Tugas yang Dikerjakan: Salin bagian dari teks tentang penolakan AS terhadap peran Hamas dan UNRWA di Gaza, dari "Menteri Luar Negeri AS Marco" sampai "di masa mendatang.", tanpa mengubah satu kata pun.

======== Potongan Dokumen

AS Tolak Peran Hamas dan UNRWA di Gaza, Blokade Bantuan Israel Berlanjut

AS Tolak Peran Hamas dan UNRWA di Gaza, Blokade Bantuan Israel Berlanjut
FOTO: Kamal al-Yaziji, 50, memilah-milah puing-puing rumah tiga lantainya yang hancur dalam perang Israel di Gaza, di daerah al-Nafaq, lingkungan Sheikh Radwan, Kota Gaza [Abdel Kareem Hana/AP]

Menteri Luar Negeri AS Marco Rubio mengatakan Israel dapat memveto negara-negara dalam gugus tugas yang diusulkan untuk Gaza, sementara PBB mendesak agar lebih banyak bantuan diizinkan masuk.

TEPI BARAT PALESTINA – Diplomat Tinggi Amerika Serikat Marco Rubio mengatakan badan Perserikatan Bangsa-Bangsa untuk Pengungsi Palestina (UNRWA) “tidak akan memainkan peran apa pun” dalam penyaluran bantuan di Gaza, karena ia juga menolak kemungkinan Hamas terlibat dalam pemerintahan Jalur Gaza di masa mendatang.

Berbicara dalam konferensi pers saat berkunjung ke Israel pada hari Jumat, Menteri Luar Negeri AS tersebut mengklaim UNRWA telah menjadi “anak perusahaan Hamas”, menggemakan pernyataan pemerintah Israel yang telah didiskreditkan oleh Mahkamah Internasional (ICJ).

================
======== Cuplikan Data

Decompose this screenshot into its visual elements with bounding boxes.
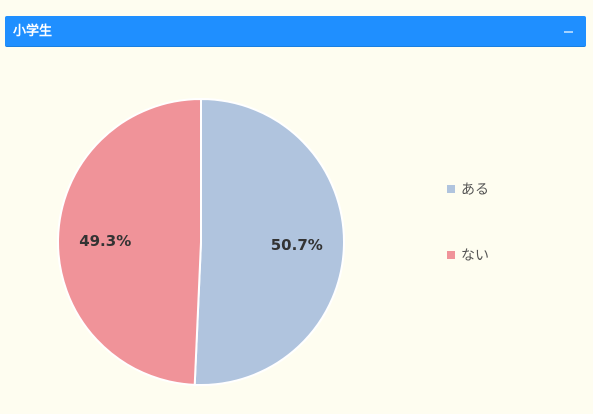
legend-item[interactable]: ある [447, 182, 489, 198]
panel-header: 小学生 [5, 16, 586, 47]
legend-label: ない [461, 248, 489, 264]
minus-icon[interactable] [560, 22, 578, 40]
panel-title: 小学生 [13, 24, 53, 39]
legend-swatch [447, 251, 455, 259]
pie-chart-area: 50.7% 49.3% あるない [0, 48, 593, 410]
slice-percent-label: 49.3% [79, 232, 131, 250]
legend-item[interactable]: ない [447, 248, 489, 264]
slice-percent-label: 50.7% [271, 236, 323, 254]
legend-label: ある [461, 182, 489, 198]
pie-slice-2[interactable] [57, 97, 202, 386]
pie-slice-1[interactable] [193, 97, 345, 386]
legend-swatch [447, 185, 455, 193]
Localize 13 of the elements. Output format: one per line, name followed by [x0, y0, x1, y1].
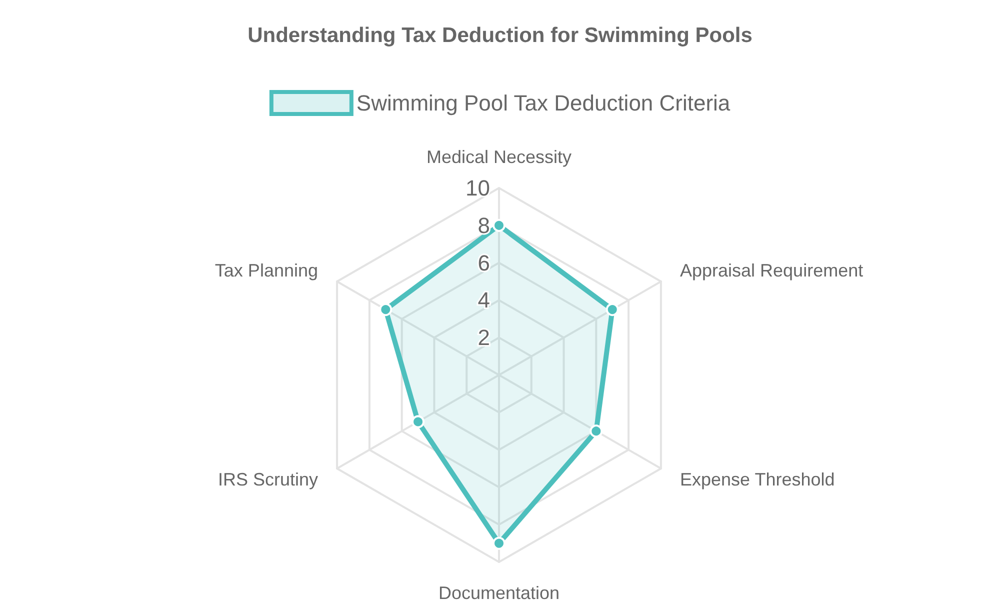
y-tick-label: 8: [478, 212, 490, 238]
spoke-label: Expense Threshold: [680, 470, 835, 490]
chart-title: Understanding Tax Deduction for Swimming Pools: [248, 24, 752, 47]
y-tick-label: 4: [478, 288, 490, 313]
y-tick-label: 2: [478, 325, 490, 350]
legend-label: Swimming Pool Tax Deduction Criteria: [356, 90, 731, 116]
y-tick-label: 6: [478, 250, 490, 276]
spoke-label: Medical Necessity: [426, 147, 572, 167]
spoke-label: IRS Scrutiny: [218, 470, 318, 490]
spoke-label: Documentation: [438, 583, 560, 600]
spoke-label: Tax Planning: [214, 260, 318, 280]
y-tick-label: 10: [466, 176, 490, 200]
spoke-label: Appraisal Requirement: [680, 260, 864, 280]
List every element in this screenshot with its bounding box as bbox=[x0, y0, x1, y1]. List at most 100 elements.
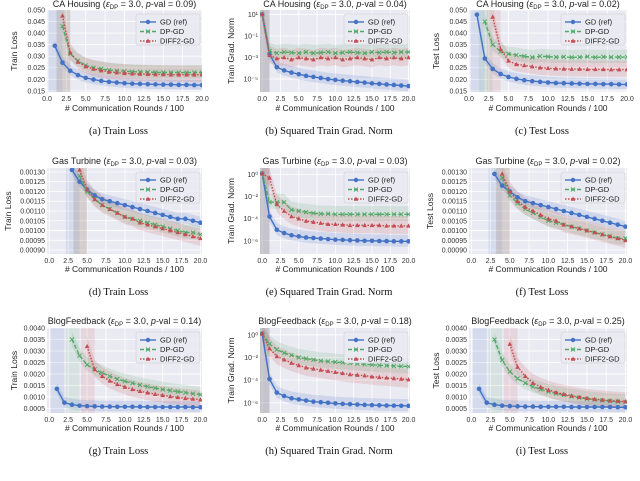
y-tick-label: 0.00120 bbox=[20, 189, 45, 196]
data-point-diff2 bbox=[615, 235, 621, 241]
data-point-dp bbox=[190, 391, 196, 397]
data-point-diff2 bbox=[538, 212, 543, 217]
data-point-gd bbox=[569, 81, 574, 86]
data-point-gd bbox=[190, 218, 196, 224]
data-point-gd bbox=[311, 399, 316, 404]
data-point-gd bbox=[145, 404, 150, 410]
confidence-band-gd bbox=[54, 40, 202, 90]
data-point-diff2 bbox=[615, 398, 621, 403]
data-point-gd bbox=[91, 77, 96, 82]
data-point-dp bbox=[406, 49, 410, 55]
early-band-dp bbox=[260, 168, 270, 254]
early-band-dp bbox=[260, 328, 270, 413]
data-point-dp bbox=[369, 211, 375, 217]
data-point-dp bbox=[369, 49, 375, 55]
x-tick-label: 0.0 bbox=[44, 417, 54, 424]
legend-label-dp: DP-GD bbox=[160, 345, 185, 354]
data-point-dp bbox=[553, 54, 559, 60]
data-point-gd bbox=[492, 402, 497, 408]
x-tick-label: 20.0 bbox=[402, 96, 416, 103]
data-point-gd bbox=[191, 82, 197, 88]
subfigure-caption: (h) Squared Train Grad. Norm bbox=[265, 446, 392, 457]
y-tick-label: 0.040 bbox=[449, 31, 467, 38]
data-point-gd bbox=[376, 238, 382, 244]
data-point-dp bbox=[398, 363, 404, 369]
data-point-gd bbox=[340, 237, 345, 243]
data-point-diff2 bbox=[362, 56, 367, 61]
data-point-diff2 bbox=[122, 70, 127, 76]
data-point-gd bbox=[576, 404, 582, 410]
confidence-band-gd bbox=[476, 10, 627, 89]
x-axis-label: # Communication Rounds / 100 bbox=[488, 264, 607, 274]
data-point-diff2 bbox=[623, 399, 627, 404]
data-point-gd bbox=[99, 404, 105, 409]
data-point-diff2 bbox=[160, 226, 165, 231]
y-tick-label: 10⁰ bbox=[247, 171, 258, 179]
data-point-diff2 bbox=[376, 374, 382, 380]
data-point-diff2 bbox=[369, 57, 375, 62]
x-tick-label: 0.0 bbox=[257, 258, 267, 265]
data-point-gd bbox=[183, 404, 188, 410]
data-point-diff2 bbox=[515, 364, 520, 369]
data-point-gd bbox=[106, 79, 112, 85]
data-point-gd bbox=[281, 393, 287, 399]
data-point-diff2 bbox=[522, 62, 527, 68]
data-point-gd bbox=[152, 210, 158, 216]
y-tick-label: 0.00120 bbox=[442, 189, 467, 196]
legend-label-diff2: DIFF2-GD bbox=[368, 355, 403, 364]
data-point-dp bbox=[145, 384, 150, 389]
data-point-diff2 bbox=[84, 187, 90, 192]
legend-label-dp: DP-GD bbox=[585, 185, 610, 194]
data-point-gd bbox=[592, 216, 597, 222]
data-point-dp bbox=[289, 50, 294, 55]
data-point-gd bbox=[584, 404, 590, 410]
y-tick-label: 0.00115 bbox=[442, 199, 467, 206]
data-point-gd bbox=[160, 404, 165, 410]
data-point-gd bbox=[281, 230, 287, 236]
data-point-diff2 bbox=[376, 54, 382, 60]
data-point-dp bbox=[406, 364, 410, 369]
y-tick-label: 10⁻¹ bbox=[244, 33, 258, 40]
data-point-gd bbox=[585, 81, 590, 87]
data-point-gd bbox=[522, 77, 527, 83]
y-tick-label: 0.030 bbox=[449, 54, 467, 61]
early-band-gd bbox=[473, 328, 487, 413]
data-point-dp bbox=[406, 211, 410, 217]
x-tick-label: 7.5 bbox=[524, 258, 534, 265]
data-point-gd bbox=[69, 402, 75, 408]
early-band-gd bbox=[50, 328, 65, 413]
data-point-gd bbox=[530, 404, 536, 409]
data-point-gd bbox=[369, 402, 375, 408]
x-tick-label: 7.5 bbox=[101, 417, 111, 424]
data-point-dp bbox=[499, 357, 505, 363]
data-point-diff2 bbox=[190, 233, 196, 239]
data-point-dp bbox=[376, 50, 382, 55]
data-point-gd bbox=[391, 403, 397, 408]
x-tick-label: 0.0 bbox=[42, 96, 52, 103]
x-tick-label: 15.0 bbox=[581, 96, 595, 103]
data-point-gd bbox=[576, 212, 582, 218]
y-tick-label: 0.0015 bbox=[24, 383, 46, 390]
confidence-band-diff2 bbox=[509, 334, 626, 409]
data-point-diff2 bbox=[160, 392, 165, 398]
data-point-dp bbox=[114, 376, 120, 382]
data-point-diff2 bbox=[616, 67, 622, 72]
data-point-gd bbox=[160, 212, 165, 218]
data-point-gd bbox=[176, 82, 182, 88]
y-axis-label: Train Loss bbox=[9, 31, 19, 70]
data-point-diff2 bbox=[199, 72, 202, 77]
data-point-diff2 bbox=[584, 228, 590, 233]
data-point-gd bbox=[303, 235, 309, 240]
data-point-gd bbox=[391, 82, 397, 88]
y-axis-label: Train Loss bbox=[3, 191, 13, 230]
data-point-dp bbox=[577, 54, 582, 60]
data-point-diff2 bbox=[267, 52, 272, 58]
data-point-gd bbox=[60, 60, 65, 65]
early-band-dp bbox=[56, 10, 71, 92]
data-point-gd bbox=[514, 76, 519, 82]
data-point-diff2 bbox=[311, 57, 316, 62]
early-band-diff2 bbox=[260, 168, 270, 254]
data-point-diff2 bbox=[577, 66, 582, 71]
data-point-dp bbox=[167, 388, 173, 393]
data-point-diff2 bbox=[398, 223, 404, 228]
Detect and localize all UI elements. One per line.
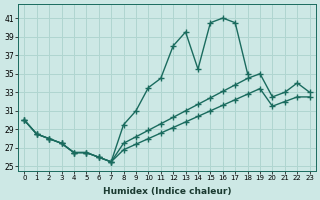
X-axis label: Humidex (Indice chaleur): Humidex (Indice chaleur) [103, 187, 231, 196]
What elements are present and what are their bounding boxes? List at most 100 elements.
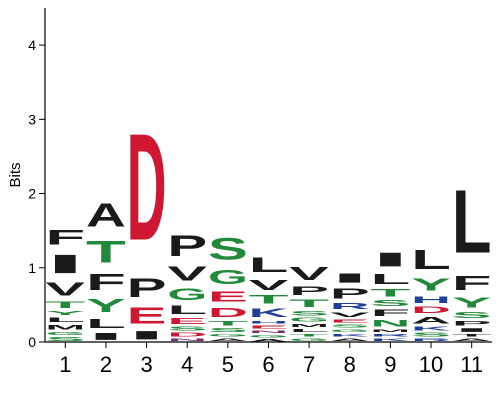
logo-letter-T: T — [289, 333, 329, 337]
y-tick-label: 2 — [28, 186, 36, 202]
logo-letter-F: F — [45, 226, 85, 250]
logo-letter-R: R — [370, 333, 410, 337]
logo-letter-Y: Y — [452, 295, 492, 311]
logo-letter-D: D — [411, 305, 451, 315]
logo-letter-R: R — [411, 338, 451, 342]
logo-letter-I: I — [370, 248, 410, 270]
logo-letter-K: K — [330, 333, 370, 337]
logo-letter-E: E — [330, 318, 370, 323]
y-tick-label: 4 — [28, 37, 36, 53]
logo-letter-L: L — [411, 244, 451, 275]
logo-letter-A: A — [208, 338, 248, 342]
logo-letter-I: I — [127, 329, 167, 342]
logo-letter-L: L — [86, 316, 126, 331]
y-axis-label: Bits — [7, 162, 24, 187]
logo-letter-G: G — [45, 331, 85, 336]
logo-letter-T: T — [45, 300, 85, 310]
x-tick-label: 1 — [59, 352, 71, 377]
logo-letter-G: G — [167, 285, 207, 303]
logo-letter-S: S — [208, 232, 248, 267]
x-tick-label: 3 — [140, 352, 152, 377]
logo-letter-M: M — [370, 329, 410, 333]
x-tick-label: 6 — [262, 352, 274, 377]
logo-letter-L: L — [249, 253, 289, 277]
logo-letter-V: V — [249, 277, 289, 293]
logo-letter-I: I — [86, 331, 126, 342]
logo-letter-V: V — [330, 311, 370, 318]
logo-letter-F: F — [86, 270, 126, 296]
x-tick-label: 5 — [222, 352, 234, 377]
logo-letter-S: S — [411, 332, 451, 338]
logo-letter-H: H — [249, 320, 289, 324]
logo-letter-A: A — [249, 338, 289, 342]
logo-letter-F: F — [370, 308, 410, 318]
logo-letter-N: N — [370, 318, 410, 328]
logo-letter-G: G — [208, 267, 248, 289]
logo-letter-L: L — [370, 271, 410, 287]
x-tick-label: 10 — [419, 352, 443, 377]
letter-stacks: SGMLYTVIFILYFTAIEPDNDSELGVPAGSTDEGSAGNEH… — [45, 102, 491, 342]
logo-letter-S: S — [370, 299, 410, 308]
y-tick-label: 0 — [28, 334, 36, 350]
logo-letter-Y: Y — [86, 296, 126, 317]
logo-letter-G: G — [249, 334, 289, 338]
logo-letter-D: D — [127, 102, 167, 272]
logo-letter-A: A — [330, 338, 370, 342]
logo-letter-P: P — [330, 286, 370, 302]
logo-letter-N: N — [249, 330, 289, 334]
logo-letter-S: S — [45, 336, 85, 342]
logo-letter-N: N — [167, 338, 207, 342]
logo-letter-E: E — [249, 324, 289, 329]
logo-letter-D: D — [208, 305, 248, 320]
x-tick-label: 4 — [181, 352, 193, 377]
logo-letter-T: T — [370, 287, 410, 299]
logo-letter-V: V — [289, 264, 329, 285]
logo-letter-R: R — [330, 302, 370, 311]
x-tick-label: 8 — [344, 352, 356, 377]
logo-letter-D: D — [167, 332, 207, 338]
logo-letter-S: S — [208, 327, 248, 333]
logo-letter-L: L — [167, 303, 207, 316]
logo-letter-M: M — [289, 323, 329, 328]
y-tick-label: 3 — [28, 111, 36, 127]
logo-letter-E: E — [127, 303, 167, 329]
logo-letter-Y: Y — [45, 310, 85, 316]
logo-letter-T: T — [86, 234, 126, 269]
logo-letter-I: I — [45, 249, 85, 279]
logo-letter-S: S — [289, 309, 329, 316]
y-tick-label: 1 — [28, 260, 36, 276]
logo-letter-T: T — [452, 333, 492, 337]
logo-letter-K: K — [370, 338, 410, 342]
logo-letter-T: T — [289, 297, 329, 309]
logo-letter-T: T — [208, 320, 248, 327]
logo-letter-L: L — [289, 328, 329, 333]
logo-letter-A: A — [86, 196, 126, 233]
logo-letter-M: M — [45, 324, 85, 331]
logo-letter-P: P — [289, 284, 329, 297]
x-tick-label: 9 — [384, 352, 396, 377]
plot-area: SGMLYTVIFILYFTAIEPDNDSELGVPAGSTDEGSAGNEH… — [7, 8, 492, 377]
x-tick-label: 7 — [303, 352, 315, 377]
x-tick-label: 11 — [460, 352, 483, 377]
logo-letter-I: I — [452, 327, 492, 333]
x-axis-ticks: 1 2 3 4 5 6 7 8 9 10 11 — [59, 342, 483, 377]
logo-letter-L: L — [452, 171, 492, 272]
logo-letter-P: P — [167, 229, 207, 262]
logo-letter-A: A — [452, 338, 492, 342]
logo-letter-V: V — [45, 279, 85, 300]
x-tick-label: 2 — [100, 352, 112, 377]
logo-letter-F: F — [452, 272, 492, 294]
logo-letter-Y: Y — [411, 275, 451, 294]
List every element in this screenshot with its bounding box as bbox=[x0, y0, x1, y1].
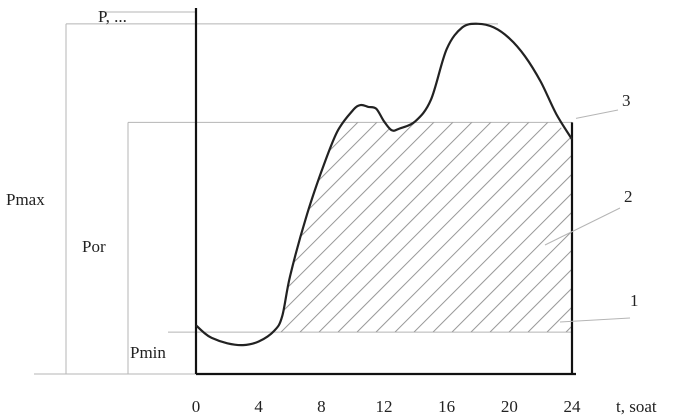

================

Hasil Keluaran:
Menteri Luar Negeri AS Marco Rubio mengatakan Israel dapat memveto negara-negara dalam gugus tugas yang diusulkan untuk Gaza, sementara PBB mendesak agar lebih banyak bantuan diizinkan masuk.

TEPI BARAT PALESTINA – Diplomat Tinggi Amerika Serikat Marco Rubio mengatakan badan Perserikatan Bangsa-Bangsa untuk Pengungsi Palestina (UNRWA) “tidak akan memainkan peran apa pun” dalam penyaluran bantuan di Gaza, karena ia juga menolak kemungkinan Hamas terlibat dalam pemerintahan Jalur Gaza di masa mendatang.